REQUIREMENTS: Wherever the string "title" appears in the listing, copy that line.

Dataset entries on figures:
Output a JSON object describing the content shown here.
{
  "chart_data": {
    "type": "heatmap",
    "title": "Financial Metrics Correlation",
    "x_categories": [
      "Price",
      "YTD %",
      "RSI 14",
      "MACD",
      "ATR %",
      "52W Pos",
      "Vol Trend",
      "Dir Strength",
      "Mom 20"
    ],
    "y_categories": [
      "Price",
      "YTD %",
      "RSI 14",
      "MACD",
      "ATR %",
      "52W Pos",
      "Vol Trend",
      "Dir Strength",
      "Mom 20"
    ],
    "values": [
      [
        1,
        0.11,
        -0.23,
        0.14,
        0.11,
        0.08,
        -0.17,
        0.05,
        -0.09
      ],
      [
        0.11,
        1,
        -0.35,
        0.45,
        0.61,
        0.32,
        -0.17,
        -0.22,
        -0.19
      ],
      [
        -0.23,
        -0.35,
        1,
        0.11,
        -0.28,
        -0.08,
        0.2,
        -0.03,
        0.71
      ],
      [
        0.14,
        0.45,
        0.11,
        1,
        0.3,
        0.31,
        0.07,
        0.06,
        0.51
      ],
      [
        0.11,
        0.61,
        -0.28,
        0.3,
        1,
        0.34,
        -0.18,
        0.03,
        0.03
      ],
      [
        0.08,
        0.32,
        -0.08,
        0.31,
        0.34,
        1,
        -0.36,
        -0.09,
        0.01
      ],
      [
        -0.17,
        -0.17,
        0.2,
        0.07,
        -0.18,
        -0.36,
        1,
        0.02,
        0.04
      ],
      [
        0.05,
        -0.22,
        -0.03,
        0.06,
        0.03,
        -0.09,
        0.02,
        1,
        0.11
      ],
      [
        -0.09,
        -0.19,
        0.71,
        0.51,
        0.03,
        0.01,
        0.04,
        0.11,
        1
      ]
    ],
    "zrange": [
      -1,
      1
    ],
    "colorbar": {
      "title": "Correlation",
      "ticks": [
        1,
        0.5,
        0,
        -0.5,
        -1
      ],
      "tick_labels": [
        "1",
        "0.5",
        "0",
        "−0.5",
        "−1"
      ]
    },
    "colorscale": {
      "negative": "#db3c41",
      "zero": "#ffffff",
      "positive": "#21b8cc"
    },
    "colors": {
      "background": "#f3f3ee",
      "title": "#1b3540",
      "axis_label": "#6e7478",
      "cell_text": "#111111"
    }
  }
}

ANSWER TO THE TASK:
    "title": "Financial Metrics Correlation",
      "title": "Correlation",
      "title": "#1b3540",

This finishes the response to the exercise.